• Short exercise
Pick out the lines in the listing below that contain the word "CLOSE" and copy them.

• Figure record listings
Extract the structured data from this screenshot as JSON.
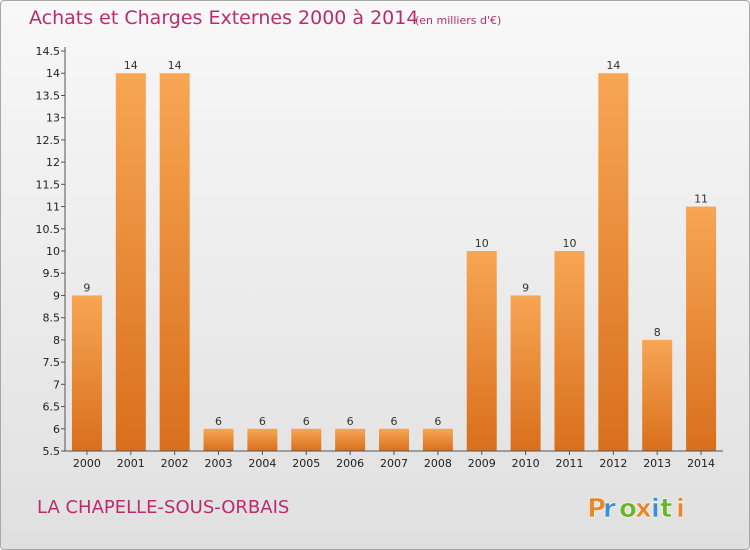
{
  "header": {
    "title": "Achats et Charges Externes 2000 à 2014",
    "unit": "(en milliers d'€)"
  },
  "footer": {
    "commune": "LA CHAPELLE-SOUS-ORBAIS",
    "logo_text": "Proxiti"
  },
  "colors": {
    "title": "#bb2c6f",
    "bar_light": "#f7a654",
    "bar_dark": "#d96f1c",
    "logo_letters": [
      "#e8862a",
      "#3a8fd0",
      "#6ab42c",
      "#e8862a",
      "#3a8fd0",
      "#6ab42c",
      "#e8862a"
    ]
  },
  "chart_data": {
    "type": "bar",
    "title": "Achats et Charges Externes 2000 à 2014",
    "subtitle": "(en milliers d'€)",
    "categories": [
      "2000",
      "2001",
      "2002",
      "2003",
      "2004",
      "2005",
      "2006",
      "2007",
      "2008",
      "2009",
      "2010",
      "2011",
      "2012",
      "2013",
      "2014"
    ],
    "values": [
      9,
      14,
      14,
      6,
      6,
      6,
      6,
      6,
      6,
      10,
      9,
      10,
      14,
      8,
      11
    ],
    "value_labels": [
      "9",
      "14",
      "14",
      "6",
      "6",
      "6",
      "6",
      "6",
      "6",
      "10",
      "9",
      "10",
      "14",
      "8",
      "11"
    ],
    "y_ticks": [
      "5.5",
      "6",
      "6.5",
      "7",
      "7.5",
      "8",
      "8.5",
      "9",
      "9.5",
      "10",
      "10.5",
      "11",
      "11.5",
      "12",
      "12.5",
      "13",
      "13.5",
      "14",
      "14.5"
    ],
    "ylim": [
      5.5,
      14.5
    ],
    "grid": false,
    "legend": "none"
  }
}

--

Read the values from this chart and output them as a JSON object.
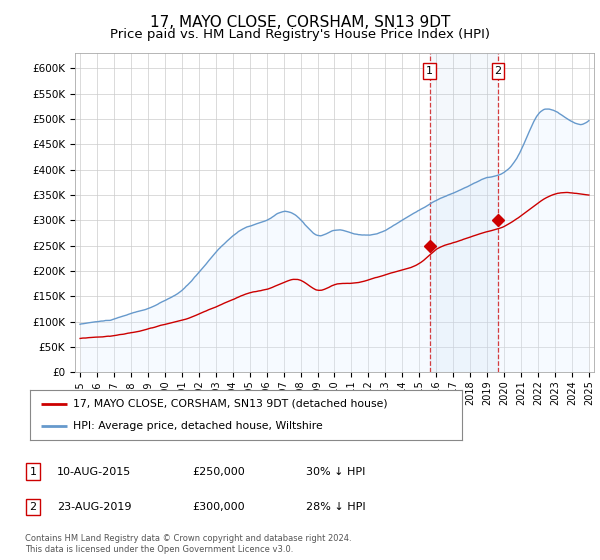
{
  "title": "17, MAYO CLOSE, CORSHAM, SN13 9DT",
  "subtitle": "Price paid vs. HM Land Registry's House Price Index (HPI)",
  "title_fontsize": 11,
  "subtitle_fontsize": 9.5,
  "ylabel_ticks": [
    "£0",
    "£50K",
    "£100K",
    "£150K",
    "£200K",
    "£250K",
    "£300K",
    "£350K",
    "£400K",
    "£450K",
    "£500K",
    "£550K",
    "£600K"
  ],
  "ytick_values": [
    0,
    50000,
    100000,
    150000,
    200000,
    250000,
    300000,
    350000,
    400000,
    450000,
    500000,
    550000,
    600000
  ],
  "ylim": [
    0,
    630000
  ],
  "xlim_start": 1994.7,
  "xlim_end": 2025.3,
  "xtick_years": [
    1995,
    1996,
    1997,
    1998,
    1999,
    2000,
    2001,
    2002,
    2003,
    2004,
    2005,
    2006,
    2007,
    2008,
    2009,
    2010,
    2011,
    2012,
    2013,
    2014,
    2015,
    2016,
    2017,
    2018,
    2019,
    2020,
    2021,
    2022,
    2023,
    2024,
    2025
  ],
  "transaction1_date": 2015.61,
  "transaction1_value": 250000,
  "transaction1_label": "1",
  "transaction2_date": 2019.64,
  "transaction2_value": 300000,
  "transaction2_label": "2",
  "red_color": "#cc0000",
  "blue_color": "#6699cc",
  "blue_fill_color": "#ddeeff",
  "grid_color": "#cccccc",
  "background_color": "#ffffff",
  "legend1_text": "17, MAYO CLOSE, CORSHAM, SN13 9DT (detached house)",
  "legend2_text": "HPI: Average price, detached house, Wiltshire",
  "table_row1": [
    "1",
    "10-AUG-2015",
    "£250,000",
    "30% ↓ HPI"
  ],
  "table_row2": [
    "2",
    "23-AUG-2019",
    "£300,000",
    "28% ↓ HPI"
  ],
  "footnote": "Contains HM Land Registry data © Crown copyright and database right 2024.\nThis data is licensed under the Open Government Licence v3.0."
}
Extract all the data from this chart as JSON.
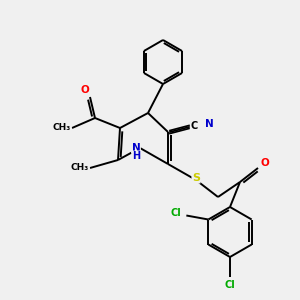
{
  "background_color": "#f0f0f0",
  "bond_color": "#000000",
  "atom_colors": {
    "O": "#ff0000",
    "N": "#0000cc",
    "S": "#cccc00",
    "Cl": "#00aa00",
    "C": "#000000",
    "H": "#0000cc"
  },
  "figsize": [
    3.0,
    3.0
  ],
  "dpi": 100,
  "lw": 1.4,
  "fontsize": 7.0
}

• Exercise output
  "title": "17, MAYO CLOSE, CORSHAM, SN13 9DT",
  "legend1_text": "17, MAYO CLOSE, CORSHAM, SN13 9DT (detached house)",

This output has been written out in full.